▶ What is asked
Do any lines in the data below contain "чтобы"? If so, copy every one of them.

[Dataset entries]
--- --- ---

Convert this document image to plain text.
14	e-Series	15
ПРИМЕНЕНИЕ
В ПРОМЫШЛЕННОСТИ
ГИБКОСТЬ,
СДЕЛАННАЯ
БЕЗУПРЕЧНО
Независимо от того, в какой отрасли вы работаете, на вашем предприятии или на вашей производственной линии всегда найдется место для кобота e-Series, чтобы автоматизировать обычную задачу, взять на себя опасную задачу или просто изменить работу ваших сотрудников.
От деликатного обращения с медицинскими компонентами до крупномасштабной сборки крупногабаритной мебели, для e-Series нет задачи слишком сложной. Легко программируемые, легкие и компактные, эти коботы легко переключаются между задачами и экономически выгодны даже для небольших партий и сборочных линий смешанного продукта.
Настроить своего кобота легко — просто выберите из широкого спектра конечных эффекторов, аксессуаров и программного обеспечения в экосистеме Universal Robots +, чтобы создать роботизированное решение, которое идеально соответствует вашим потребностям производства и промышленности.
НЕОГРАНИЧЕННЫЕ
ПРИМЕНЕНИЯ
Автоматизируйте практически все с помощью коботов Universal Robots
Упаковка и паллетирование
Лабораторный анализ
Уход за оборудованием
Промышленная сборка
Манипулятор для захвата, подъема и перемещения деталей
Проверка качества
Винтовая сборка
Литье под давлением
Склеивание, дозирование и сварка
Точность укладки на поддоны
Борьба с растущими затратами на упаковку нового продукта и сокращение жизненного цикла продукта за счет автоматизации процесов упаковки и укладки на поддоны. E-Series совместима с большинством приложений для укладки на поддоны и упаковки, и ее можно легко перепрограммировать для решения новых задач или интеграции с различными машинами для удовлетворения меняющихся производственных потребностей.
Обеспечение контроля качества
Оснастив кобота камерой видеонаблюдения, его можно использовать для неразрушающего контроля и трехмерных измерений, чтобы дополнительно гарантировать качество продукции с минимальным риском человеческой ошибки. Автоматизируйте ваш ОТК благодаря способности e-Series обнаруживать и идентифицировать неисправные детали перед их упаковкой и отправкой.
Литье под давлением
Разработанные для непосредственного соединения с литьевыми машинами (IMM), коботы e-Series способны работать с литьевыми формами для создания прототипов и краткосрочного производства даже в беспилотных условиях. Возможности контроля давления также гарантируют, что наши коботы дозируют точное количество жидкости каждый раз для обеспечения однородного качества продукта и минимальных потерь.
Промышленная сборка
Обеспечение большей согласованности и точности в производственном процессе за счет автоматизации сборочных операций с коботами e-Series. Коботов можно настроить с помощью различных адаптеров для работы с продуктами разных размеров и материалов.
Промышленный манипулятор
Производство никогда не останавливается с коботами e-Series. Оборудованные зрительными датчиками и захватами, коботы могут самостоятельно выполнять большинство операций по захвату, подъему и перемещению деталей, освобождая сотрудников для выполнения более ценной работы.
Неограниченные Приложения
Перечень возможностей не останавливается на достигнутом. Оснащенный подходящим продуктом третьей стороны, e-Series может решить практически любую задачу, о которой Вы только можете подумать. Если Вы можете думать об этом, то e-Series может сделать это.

--- --- ---

▶ Exercise result
Независимо от того, в какой отрасли вы работаете, на вашем предприятии или на вашей производственной линии всегда найдется место для кобота e-Series, чтобы автоматизировать обычную задачу, взять на себя опасную задачу или просто изменить работу ваших сотрудников.
Настроить своего кобота легко — просто выберите из широкого спектра конечных эффекторов, аксессуаров и программного обеспечения в экосистеме Universal Robots +, чтобы создать роботизированное решение, которое идеально соответствует вашим потребностям производства и промышленности.
Оснастив кобота камерой видеонаблюдения, его можно использовать для неразрушающего контроля и трехмерных измерений, чтобы дополнительно гарантировать качество продукции с минимальным риском человеческой ошибки. Автоматизируйте ваш ОТК благодаря способности e-Series обнаруживать и идентифицировать неисправные детали перед их упаковкой и отправкой.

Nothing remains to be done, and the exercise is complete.